Exercise brief: For the entries below, count the lines that contain the word "into" and reply with that number only.

Interface dataset entries:

━━━━━━━━━━━━━━━━━━━━━━━━━━━━━━

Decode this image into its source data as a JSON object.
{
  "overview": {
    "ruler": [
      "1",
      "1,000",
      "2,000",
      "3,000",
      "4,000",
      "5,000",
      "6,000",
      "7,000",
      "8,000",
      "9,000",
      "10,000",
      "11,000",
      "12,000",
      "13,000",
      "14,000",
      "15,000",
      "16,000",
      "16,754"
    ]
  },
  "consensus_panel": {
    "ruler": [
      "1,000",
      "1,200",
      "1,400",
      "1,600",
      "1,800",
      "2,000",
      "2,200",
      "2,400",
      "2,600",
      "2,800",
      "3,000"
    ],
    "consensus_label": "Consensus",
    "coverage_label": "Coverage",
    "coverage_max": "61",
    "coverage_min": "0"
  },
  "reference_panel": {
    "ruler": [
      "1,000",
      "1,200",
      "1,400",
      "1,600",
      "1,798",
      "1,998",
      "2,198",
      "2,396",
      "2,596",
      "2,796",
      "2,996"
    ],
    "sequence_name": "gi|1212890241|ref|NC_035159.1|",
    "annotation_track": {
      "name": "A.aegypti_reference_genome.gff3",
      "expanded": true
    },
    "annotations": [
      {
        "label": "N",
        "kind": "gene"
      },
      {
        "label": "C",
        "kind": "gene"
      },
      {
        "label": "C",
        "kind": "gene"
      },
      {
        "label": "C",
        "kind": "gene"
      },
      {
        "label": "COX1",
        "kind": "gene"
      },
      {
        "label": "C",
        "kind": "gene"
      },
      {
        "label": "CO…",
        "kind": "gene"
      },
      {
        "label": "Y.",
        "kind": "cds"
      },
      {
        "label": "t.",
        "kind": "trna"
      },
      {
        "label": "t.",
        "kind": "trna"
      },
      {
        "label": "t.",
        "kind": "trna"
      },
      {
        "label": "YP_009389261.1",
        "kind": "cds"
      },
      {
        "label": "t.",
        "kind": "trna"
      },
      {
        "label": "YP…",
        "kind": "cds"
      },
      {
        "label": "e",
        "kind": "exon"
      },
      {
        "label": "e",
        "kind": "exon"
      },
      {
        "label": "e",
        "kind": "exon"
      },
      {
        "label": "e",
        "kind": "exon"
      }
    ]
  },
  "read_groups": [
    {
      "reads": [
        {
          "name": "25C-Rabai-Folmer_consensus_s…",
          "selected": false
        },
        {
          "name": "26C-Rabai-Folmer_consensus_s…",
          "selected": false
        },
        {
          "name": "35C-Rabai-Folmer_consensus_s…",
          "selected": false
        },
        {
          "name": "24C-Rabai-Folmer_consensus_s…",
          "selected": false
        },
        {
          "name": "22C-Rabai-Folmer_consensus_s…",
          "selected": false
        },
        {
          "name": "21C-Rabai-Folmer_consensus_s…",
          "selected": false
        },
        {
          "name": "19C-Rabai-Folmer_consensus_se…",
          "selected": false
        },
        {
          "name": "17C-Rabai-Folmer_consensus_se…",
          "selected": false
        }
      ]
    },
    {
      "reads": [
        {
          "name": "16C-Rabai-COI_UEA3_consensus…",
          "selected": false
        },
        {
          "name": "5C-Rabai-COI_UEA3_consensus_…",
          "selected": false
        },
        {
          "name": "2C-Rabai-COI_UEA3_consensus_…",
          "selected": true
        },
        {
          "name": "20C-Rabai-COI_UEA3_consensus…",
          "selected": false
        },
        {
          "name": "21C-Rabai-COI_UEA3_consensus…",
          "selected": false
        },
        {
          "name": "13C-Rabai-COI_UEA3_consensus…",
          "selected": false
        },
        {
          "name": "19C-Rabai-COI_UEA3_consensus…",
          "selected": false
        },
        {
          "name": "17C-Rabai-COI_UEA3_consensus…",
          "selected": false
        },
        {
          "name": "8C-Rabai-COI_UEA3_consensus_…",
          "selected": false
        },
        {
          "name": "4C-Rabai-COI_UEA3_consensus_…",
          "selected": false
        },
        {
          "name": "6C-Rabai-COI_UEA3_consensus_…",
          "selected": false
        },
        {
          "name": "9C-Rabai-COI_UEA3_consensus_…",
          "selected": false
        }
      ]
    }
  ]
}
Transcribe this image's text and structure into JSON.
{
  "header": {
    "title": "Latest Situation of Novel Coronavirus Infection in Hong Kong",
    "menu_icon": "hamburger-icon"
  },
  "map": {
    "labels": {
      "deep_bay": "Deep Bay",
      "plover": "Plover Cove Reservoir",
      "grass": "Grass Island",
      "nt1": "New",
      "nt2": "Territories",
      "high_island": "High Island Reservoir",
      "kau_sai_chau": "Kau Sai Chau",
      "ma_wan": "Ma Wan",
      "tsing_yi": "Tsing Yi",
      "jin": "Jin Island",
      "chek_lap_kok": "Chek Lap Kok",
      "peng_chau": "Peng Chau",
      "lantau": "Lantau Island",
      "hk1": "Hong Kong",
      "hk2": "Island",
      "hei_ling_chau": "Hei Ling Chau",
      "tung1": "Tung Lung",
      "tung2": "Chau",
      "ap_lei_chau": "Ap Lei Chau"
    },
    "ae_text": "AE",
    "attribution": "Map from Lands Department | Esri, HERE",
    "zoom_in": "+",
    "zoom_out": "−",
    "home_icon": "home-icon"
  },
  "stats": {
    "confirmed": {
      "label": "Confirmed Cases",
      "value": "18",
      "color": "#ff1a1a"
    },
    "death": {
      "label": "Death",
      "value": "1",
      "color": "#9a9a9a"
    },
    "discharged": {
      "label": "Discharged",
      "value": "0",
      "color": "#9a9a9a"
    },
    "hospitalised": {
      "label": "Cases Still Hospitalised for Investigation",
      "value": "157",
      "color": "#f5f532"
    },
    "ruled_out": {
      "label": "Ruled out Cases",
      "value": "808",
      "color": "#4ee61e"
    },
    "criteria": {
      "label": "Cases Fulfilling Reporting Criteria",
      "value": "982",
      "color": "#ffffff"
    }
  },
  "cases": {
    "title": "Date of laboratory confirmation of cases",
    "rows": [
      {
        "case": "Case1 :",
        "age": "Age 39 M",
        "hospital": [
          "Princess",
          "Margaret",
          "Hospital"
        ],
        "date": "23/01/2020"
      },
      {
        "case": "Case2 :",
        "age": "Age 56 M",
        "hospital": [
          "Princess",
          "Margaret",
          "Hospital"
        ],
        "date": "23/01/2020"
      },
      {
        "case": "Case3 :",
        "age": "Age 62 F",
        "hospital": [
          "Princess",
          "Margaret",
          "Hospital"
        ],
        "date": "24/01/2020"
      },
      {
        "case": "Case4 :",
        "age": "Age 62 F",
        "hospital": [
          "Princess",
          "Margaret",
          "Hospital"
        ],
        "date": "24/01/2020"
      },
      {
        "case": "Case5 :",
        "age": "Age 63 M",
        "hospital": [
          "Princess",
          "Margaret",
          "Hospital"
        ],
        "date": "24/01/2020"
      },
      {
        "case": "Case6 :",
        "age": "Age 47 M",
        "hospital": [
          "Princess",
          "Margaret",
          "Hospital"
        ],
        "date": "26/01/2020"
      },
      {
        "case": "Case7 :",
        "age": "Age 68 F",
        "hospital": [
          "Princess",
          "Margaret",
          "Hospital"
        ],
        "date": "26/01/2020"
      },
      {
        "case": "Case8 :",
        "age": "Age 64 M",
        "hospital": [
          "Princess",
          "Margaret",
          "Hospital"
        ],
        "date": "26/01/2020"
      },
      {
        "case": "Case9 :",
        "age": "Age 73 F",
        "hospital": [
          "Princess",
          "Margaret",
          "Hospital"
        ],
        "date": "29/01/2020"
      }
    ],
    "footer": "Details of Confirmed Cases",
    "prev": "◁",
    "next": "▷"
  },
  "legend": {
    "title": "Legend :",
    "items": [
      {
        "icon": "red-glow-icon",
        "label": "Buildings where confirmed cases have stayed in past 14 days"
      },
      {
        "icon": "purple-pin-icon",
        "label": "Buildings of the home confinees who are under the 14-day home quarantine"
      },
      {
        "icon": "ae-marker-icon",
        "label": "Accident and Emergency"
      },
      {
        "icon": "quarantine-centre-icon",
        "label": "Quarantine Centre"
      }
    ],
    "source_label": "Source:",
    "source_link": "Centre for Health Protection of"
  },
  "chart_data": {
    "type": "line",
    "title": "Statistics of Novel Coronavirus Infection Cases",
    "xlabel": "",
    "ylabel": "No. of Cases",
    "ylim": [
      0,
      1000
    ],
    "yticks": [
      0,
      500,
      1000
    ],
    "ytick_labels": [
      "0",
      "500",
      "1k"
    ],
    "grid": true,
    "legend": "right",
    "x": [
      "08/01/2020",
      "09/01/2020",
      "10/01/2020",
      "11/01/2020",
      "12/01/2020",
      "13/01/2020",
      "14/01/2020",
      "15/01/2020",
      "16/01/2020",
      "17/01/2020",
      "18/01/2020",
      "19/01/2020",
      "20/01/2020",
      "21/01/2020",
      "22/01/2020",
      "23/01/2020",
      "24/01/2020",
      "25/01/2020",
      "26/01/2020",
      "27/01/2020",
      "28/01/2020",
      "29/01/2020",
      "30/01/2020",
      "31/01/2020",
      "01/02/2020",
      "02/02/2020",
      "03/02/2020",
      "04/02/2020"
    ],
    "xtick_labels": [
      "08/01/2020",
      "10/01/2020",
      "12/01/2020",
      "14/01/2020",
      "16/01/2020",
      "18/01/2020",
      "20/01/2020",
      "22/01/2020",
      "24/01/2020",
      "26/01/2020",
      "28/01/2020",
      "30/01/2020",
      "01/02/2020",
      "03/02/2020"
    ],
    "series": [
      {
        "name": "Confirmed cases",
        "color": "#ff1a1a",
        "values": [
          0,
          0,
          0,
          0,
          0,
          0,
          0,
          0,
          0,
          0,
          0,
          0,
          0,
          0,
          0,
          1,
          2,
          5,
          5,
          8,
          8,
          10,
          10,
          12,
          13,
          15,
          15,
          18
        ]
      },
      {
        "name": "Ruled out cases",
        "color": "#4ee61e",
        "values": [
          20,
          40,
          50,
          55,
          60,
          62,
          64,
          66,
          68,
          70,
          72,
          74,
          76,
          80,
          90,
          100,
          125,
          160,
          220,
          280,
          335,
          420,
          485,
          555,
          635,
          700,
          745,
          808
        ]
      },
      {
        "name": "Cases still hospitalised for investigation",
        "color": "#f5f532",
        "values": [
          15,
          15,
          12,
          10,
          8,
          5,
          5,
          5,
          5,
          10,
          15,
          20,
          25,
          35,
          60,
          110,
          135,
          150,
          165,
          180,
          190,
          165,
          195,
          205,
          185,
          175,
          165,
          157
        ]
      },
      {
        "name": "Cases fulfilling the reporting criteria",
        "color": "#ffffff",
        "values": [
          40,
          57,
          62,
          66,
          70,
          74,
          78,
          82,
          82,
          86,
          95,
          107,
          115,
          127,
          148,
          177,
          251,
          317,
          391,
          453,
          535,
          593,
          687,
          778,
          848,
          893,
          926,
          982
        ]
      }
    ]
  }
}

━━━━━━━━━━━━━━━━━━━━━━━━━━━━━━

Answer below: 2